* Your goal
Write the material out again in full, exactly.

* Task data
========

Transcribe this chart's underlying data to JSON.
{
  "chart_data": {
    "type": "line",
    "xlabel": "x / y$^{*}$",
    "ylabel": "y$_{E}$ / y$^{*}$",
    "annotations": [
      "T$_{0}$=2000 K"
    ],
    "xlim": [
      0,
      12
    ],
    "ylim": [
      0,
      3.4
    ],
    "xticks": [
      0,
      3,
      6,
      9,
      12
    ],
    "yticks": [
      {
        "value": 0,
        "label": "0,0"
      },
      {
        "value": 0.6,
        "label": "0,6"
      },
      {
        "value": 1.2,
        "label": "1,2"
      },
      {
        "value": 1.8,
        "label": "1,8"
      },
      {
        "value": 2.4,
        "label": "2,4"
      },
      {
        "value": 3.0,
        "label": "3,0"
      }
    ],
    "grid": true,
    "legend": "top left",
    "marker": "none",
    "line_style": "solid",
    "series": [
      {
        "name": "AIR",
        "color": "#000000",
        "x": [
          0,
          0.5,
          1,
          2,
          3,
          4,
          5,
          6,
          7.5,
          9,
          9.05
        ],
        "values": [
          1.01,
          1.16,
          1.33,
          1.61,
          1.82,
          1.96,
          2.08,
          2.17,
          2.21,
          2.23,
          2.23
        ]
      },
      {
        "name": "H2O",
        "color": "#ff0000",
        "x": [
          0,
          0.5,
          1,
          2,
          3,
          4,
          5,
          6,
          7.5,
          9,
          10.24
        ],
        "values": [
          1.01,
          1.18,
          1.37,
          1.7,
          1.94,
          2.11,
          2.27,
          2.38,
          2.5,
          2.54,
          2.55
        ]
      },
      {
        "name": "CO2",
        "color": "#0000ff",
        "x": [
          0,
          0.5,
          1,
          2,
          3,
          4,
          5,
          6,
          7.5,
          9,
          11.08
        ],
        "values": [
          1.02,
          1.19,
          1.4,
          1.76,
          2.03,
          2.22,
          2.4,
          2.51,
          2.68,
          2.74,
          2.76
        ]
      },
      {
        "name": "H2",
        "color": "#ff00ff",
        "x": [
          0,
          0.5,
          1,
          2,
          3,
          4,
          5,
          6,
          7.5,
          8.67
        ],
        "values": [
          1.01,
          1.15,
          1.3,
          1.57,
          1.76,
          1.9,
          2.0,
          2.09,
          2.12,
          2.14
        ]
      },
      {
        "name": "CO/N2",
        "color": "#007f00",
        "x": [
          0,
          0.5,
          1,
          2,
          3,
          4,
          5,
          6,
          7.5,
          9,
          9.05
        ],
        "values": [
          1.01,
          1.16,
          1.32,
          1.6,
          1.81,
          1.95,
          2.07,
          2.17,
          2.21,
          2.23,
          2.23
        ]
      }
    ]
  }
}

========

* Response for this exercise
Transcribe this chart's underlying data to JSON.
{
  "chart_data": {
    "type": "line",
    "xlabel": "x / y$^{*}$",
    "ylabel": "y$_{E}$ / y$^{*}$",
    "annotations": [
      "T$_{0}$=2000 K"
    ],
    "xlim": [
      0,
      12
    ],
    "ylim": [
      0,
      3.4
    ],
    "xticks": [
      0,
      3,
      6,
      9,
      12
    ],
    "yticks": [
      {
        "value": 0,
        "label": "0,0"
      },
      {
        "value": 0.6,
        "label": "0,6"
      },
      {
        "value": 1.2,
        "label": "1,2"
      },
      {
        "value": 1.8,
        "label": "1,8"
      },
      {
        "value": 2.4,
        "label": "2,4"
      },
      {
        "value": 3.0,
        "label": "3,0"
      }
    ],
    "grid": true,
    "legend": "top left",
    "marker": "none",
    "line_style": "solid",
    "series": [
      {
        "name": "AIR",
        "color": "#000000",
        "x": [
          0,
          0.5,
          1,
          2,
          3,
          4,
          5,
          6,
          7.5,
          9,
          9.05
        ],
        "values": [
          1.01,
          1.16,
          1.33,
          1.61,
          1.82,
          1.96,
          2.08,
          2.17,
          2.21,
          2.23,
          2.23
        ]
      },
      {
        "name": "H2O",
        "color": "#ff0000",
        "x": [
          0,
          0.5,
          1,
          2,
          3,
          4,
          5,
          6,
          7.5,
          9,
          10.24
        ],
        "values": [
          1.01,
          1.18,
          1.37,
          1.7,
          1.94,
          2.11,
          2.27,
          2.38,
          2.5,
          2.54,
          2.55
        ]
      },
      {
        "name": "CO2",
        "color": "#0000ff",
        "x": [
          0,
          0.5,
          1,
          2,
          3,
          4,
          5,
          6,
          7.5,
          9,
          11.08
        ],
        "values": [
          1.02,
          1.19,
          1.4,
          1.76,
          2.03,
          2.22,
          2.4,
          2.51,
          2.68,
          2.74,
          2.76
        ]
      },
      {
        "name": "H2",
        "color": "#ff00ff",
        "x": [
          0,
          0.5,
          1,
          2,
          3,
          4,
          5,
          6,
          7.5,
          8.67
        ],
        "values": [
          1.01,
          1.15,
          1.3,
          1.57,
          1.76,
          1.9,
          2.0,
          2.09,
          2.12,
          2.14
        ]
      },
      {
        "name": "CO/N2",
        "color": "#007f00",
        "x": [
          0,
          0.5,
          1,
          2,
          3,
          4,
          5,
          6,
          7.5,
          9,
          9.05
        ],
        "values": [
          1.01,
          1.16,
          1.32,
          1.6,
          1.81,
          1.95,
          2.07,
          2.17,
          2.21,
          2.23,
          2.23
        ]
      }
    ]
  }
}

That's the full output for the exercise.